=== Problem requirements ===
Pull out every line with the word "when".

+++ Extracted material +++

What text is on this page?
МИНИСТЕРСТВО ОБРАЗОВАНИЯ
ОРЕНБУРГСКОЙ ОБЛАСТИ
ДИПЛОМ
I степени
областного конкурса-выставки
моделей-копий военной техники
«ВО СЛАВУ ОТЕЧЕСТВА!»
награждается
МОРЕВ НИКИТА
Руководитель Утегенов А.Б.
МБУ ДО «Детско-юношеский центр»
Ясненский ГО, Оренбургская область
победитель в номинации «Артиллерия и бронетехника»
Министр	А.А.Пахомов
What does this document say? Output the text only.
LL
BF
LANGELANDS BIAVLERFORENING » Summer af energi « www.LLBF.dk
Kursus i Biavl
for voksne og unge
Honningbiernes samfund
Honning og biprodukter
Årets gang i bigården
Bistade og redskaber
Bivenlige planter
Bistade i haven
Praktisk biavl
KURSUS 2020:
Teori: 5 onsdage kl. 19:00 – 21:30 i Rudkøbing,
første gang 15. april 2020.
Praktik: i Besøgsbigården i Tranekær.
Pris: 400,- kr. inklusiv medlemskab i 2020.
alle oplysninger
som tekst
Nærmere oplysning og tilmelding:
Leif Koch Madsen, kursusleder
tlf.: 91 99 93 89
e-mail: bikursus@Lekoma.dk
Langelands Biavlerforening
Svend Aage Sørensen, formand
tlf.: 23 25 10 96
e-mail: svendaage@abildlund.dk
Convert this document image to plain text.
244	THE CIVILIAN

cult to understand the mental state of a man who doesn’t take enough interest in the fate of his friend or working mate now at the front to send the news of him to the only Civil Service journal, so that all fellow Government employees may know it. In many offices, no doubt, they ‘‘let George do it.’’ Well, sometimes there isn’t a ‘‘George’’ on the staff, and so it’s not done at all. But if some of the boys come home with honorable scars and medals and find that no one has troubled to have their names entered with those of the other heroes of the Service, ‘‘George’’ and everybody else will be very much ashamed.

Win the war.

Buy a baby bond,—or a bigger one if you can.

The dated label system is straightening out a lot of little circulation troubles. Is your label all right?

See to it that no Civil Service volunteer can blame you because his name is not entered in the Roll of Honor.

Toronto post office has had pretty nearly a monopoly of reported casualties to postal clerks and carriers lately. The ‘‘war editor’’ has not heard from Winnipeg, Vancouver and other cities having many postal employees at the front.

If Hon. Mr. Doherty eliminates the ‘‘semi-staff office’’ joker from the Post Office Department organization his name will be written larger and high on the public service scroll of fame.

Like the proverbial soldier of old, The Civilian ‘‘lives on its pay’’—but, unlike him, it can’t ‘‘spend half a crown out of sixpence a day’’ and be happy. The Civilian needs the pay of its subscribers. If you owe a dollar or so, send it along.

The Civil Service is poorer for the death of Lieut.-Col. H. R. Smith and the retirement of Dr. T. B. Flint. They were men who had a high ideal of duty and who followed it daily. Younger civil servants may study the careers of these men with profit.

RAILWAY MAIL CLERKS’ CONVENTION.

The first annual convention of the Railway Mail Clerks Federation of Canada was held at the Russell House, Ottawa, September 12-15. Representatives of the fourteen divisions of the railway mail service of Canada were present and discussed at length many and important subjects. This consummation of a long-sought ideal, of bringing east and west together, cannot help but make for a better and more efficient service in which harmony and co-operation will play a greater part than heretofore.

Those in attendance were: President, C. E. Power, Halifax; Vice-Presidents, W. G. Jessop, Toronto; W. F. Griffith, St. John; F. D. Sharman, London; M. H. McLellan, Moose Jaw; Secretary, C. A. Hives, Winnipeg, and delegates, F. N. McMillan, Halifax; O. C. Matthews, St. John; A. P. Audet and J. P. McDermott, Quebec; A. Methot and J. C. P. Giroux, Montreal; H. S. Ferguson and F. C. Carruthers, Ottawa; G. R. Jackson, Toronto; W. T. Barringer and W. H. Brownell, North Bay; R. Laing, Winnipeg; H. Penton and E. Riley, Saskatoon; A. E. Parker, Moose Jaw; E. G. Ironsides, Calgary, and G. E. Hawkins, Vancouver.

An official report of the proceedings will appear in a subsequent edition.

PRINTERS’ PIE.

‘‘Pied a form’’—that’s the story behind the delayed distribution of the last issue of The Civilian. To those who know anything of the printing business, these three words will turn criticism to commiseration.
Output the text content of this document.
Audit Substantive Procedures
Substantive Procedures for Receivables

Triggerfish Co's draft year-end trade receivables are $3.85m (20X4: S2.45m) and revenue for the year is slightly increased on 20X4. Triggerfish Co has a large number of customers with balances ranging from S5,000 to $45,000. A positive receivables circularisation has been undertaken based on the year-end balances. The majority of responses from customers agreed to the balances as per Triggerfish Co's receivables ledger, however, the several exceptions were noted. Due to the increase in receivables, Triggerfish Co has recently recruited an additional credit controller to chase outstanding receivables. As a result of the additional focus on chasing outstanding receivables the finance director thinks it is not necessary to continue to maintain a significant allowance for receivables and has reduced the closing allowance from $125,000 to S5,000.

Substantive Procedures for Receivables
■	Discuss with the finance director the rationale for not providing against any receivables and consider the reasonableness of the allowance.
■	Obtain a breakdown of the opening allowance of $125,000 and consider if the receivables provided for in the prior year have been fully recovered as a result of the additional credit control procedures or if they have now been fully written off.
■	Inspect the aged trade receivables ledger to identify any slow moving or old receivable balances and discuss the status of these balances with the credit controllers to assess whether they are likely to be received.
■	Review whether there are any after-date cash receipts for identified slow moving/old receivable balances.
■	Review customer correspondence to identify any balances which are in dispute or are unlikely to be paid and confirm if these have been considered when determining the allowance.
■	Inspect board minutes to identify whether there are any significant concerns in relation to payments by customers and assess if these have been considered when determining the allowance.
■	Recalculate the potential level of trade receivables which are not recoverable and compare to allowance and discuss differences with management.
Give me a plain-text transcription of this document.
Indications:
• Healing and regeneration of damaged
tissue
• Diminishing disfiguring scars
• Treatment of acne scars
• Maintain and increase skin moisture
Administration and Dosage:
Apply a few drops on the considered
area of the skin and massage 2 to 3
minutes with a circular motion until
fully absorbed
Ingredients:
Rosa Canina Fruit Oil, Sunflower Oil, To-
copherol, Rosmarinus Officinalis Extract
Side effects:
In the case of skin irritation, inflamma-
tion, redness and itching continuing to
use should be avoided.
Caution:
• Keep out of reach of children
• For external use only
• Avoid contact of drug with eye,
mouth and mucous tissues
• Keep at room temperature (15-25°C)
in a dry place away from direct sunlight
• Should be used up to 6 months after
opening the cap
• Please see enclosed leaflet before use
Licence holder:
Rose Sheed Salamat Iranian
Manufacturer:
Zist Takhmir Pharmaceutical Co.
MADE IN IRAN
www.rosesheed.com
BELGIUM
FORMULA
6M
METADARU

+++

=== Right answer ===
■	Review customer correspondence to identify any balances which are in dispute or are unlikely to be paid and confirm if these have been considered when determining the allowance.
■	Inspect board minutes to identify whether there are any significant concerns in relation to payments by customers and assess if these have been considered when determining the allowance.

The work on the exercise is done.